::: Data provided

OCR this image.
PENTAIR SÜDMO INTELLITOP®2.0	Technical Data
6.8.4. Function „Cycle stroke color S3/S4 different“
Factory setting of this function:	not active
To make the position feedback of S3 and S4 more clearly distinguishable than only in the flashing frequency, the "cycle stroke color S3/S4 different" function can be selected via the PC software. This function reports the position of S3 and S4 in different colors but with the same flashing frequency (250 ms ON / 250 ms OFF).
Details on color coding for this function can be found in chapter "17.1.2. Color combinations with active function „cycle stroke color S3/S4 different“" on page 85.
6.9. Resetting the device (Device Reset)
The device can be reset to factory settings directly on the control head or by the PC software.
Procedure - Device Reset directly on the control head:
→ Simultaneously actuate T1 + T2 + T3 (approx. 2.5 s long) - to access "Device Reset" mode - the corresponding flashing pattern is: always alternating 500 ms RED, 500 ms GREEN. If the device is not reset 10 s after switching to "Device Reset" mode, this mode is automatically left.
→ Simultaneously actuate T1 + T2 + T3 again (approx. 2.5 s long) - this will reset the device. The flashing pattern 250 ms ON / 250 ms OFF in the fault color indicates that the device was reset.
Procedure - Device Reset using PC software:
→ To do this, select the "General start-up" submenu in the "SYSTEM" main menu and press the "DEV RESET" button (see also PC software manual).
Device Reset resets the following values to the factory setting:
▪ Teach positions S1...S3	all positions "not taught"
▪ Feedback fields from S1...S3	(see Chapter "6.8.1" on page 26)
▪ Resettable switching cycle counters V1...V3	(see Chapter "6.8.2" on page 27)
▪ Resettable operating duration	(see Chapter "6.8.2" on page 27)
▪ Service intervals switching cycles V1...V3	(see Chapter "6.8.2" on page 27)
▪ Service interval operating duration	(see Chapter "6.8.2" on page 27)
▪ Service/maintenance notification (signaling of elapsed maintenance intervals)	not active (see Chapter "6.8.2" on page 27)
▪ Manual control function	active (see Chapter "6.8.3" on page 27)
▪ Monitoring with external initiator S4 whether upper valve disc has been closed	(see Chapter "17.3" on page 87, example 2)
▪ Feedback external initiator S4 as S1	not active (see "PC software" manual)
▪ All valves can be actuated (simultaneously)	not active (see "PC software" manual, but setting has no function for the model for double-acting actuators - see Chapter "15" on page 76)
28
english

::::::

Problem to solve :: Count up every line above that has the word "stroke" in it; answer with the number alone.

Response to this exercise :: 3